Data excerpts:
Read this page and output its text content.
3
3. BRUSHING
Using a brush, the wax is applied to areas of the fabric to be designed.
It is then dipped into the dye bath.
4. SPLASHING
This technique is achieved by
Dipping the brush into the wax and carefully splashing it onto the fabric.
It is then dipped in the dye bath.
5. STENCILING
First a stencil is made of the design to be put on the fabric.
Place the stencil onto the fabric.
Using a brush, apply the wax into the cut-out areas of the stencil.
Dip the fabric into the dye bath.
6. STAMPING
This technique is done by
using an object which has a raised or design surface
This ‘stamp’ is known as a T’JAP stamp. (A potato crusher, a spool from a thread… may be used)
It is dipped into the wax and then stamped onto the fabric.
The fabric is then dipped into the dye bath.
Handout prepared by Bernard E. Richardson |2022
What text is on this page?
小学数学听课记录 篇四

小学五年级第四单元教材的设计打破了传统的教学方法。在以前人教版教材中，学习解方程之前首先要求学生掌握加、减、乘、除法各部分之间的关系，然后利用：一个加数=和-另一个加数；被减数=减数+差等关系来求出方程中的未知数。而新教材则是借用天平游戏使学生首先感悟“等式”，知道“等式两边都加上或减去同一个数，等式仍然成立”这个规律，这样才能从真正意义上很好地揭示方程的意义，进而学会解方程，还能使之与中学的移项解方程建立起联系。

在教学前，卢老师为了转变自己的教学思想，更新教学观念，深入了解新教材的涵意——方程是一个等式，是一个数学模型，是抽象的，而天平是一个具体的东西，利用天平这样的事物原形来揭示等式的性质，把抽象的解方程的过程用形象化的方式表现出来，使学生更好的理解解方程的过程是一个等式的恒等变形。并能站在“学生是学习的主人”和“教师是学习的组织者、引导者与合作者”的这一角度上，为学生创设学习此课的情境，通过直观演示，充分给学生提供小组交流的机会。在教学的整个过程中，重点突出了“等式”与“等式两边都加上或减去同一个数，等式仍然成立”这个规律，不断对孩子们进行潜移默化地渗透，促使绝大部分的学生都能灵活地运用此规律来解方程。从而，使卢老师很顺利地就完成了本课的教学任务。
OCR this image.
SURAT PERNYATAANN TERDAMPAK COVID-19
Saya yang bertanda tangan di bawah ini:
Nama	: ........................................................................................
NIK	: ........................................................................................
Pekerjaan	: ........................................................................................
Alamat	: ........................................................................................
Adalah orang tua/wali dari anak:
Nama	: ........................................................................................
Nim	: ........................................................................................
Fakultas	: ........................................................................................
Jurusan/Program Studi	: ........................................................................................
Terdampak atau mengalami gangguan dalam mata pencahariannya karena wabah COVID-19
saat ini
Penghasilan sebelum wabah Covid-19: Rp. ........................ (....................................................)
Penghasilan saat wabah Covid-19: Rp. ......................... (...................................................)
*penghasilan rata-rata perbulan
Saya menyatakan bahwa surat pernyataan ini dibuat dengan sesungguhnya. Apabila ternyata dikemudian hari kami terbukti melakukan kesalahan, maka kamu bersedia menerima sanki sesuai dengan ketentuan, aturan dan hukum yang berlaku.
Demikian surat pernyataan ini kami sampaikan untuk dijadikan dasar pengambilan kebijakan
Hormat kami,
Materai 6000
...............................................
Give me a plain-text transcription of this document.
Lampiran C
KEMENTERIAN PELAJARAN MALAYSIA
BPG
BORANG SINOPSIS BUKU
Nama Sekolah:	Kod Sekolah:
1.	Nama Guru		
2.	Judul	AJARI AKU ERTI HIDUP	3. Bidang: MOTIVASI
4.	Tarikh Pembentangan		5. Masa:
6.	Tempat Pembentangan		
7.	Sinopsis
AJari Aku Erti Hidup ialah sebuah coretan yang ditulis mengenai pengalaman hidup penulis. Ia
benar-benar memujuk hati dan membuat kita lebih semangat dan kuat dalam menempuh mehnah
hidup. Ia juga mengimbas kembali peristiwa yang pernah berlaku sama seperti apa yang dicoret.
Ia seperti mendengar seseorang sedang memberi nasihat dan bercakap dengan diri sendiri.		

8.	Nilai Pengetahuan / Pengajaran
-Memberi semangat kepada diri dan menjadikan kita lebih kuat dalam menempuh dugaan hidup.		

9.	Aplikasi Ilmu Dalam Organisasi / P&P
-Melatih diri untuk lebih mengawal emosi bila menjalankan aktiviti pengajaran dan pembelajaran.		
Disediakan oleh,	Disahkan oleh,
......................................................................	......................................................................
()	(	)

**Stated task**. Output the entries exactly.

**Solution**.
Read this page and output its text content.
3
3. BRUSHING
Using a brush, the wax is applied to areas of the fabric to be designed.
It is then dipped into the dye bath.
4. SPLASHING
This technique is achieved by
Dipping the brush into the wax and carefully splashing it onto the fabric.
It is then dipped in the dye bath.
5. STENCILING
First a stencil is made of the design to be put on the fabric.
Place the stencil onto the fabric.
Using a brush, apply the wax into the cut-out areas of the stencil.
Dip the fabric into the dye bath.
6. STAMPING
This technique is done by
using an object which has a raised or design surface
This ‘stamp’ is known as a T’JAP stamp. (A potato crusher, a spool from a thread… may be used)
It is dipped into the wax and then stamped onto the fabric.
The fabric is then dipped into the dye bath.
Handout prepared by Bernard E. Richardson |2022
What text is on this page?
小学数学听课记录 篇四

小学五年级第四单元教材的设计打破了传统的教学方法。在以前人教版教材中，学习解方程之前首先要求学生掌握加、减、乘、除法各部分之间的关系，然后利用：一个加数=和-另一个加数；被减数=减数+差等关系来求出方程中的未知数。而新教材则是借用天平游戏使学生首先感悟“等式”，知道“等式两边都加上或减去同一个数，等式仍然成立”这个规律，这样才能从真正意义上很好地揭示方程的意义，进而学会解方程，还能使之与中学的移项解方程建立起联系。

在教学前，卢老师为了转变自己的教学思想，更新教学观念，深入了解新教材的涵意——方程是一个等式，是一个数学模型，是抽象的，而天平是一个具体的东西，利用天平这样的事物原形来揭示等式的性质，把抽象的解方程的过程用形象化的方式表现出来，使学生更好的理解解方程的过程是一个等式的恒等变形。并能站在“学生是学习的主人”和“教师是学习的组织者、引导者与合作者”的这一角度上，为学生创设学习此课的情境，通过直观演示，充分给学生提供小组交流的机会。在教学的整个过程中，重点突出了“等式”与“等式两边都加上或减去同一个数，等式仍然成立”这个规律，不断对孩子们进行潜移默化地渗透，促使绝大部分的学生都能灵活地运用此规律来解方程。从而，使卢老师很顺利地就完成了本课的教学任务。
OCR this image.
SURAT PERNYATAANN TERDAMPAK COVID-19
Saya yang bertanda tangan di bawah ini:
Nama	: ........................................................................................
NIK	: ........................................................................................
Pekerjaan	: ........................................................................................
Alamat	: ........................................................................................
Adalah orang tua/wali dari anak:
Nama	: ........................................................................................
Nim	: ........................................................................................
Fakultas	: ........................................................................................
Jurusan/Program Studi	: ........................................................................................
Terdampak atau mengalami gangguan dalam mata pencahariannya karena wabah COVID-19
saat ini
Penghasilan sebelum wabah Covid-19: Rp. ........................ (....................................................)
Penghasilan saat wabah Covid-19: Rp. ......................... (...................................................)
*penghasilan rata-rata perbulan
Saya menyatakan bahwa surat pernyataan ini dibuat dengan sesungguhnya. Apabila ternyata dikemudian hari kami terbukti melakukan kesalahan, maka kamu bersedia menerima sanki sesuai dengan ketentuan, aturan dan hukum yang berlaku.
Demikian surat pernyataan ini kami sampaikan untuk dijadikan dasar pengambilan kebijakan
Hormat kami,
Materai 6000
...............................................
Give me a plain-text transcription of this document.
Lampiran C
KEMENTERIAN PELAJARAN MALAYSIA
BPG
BORANG SINOPSIS BUKU
Nama Sekolah:	Kod Sekolah:
1.	Nama Guru		
2.	Judul	AJARI AKU ERTI HIDUP	3. Bidang: MOTIVASI
4.	Tarikh Pembentangan		5. Masa:
6.	Tempat Pembentangan		
7.	Sinopsis
AJari Aku Erti Hidup ialah sebuah coretan yang ditulis mengenai pengalaman hidup penulis. Ia
benar-benar memujuk hati dan membuat kita lebih semangat dan kuat dalam menempuh mehnah
hidup. Ia juga mengimbas kembali peristiwa yang pernah berlaku sama seperti apa yang dicoret.
Ia seperti mendengar seseorang sedang memberi nasihat dan bercakap dengan diri sendiri.		

8.	Nilai Pengetahuan / Pengajaran
-Memberi semangat kepada diri dan menjadikan kita lebih kuat dalam menempuh dugaan hidup.		

9.	Aplikasi Ilmu Dalam Organisasi / P&P
-Melatih diri untuk lebih mengawal emosi bila menjalankan aktiviti pengajaran dan pembelajaran.		
Disediakan oleh,	Disahkan oleh,
......................................................................	......................................................................
()	(	)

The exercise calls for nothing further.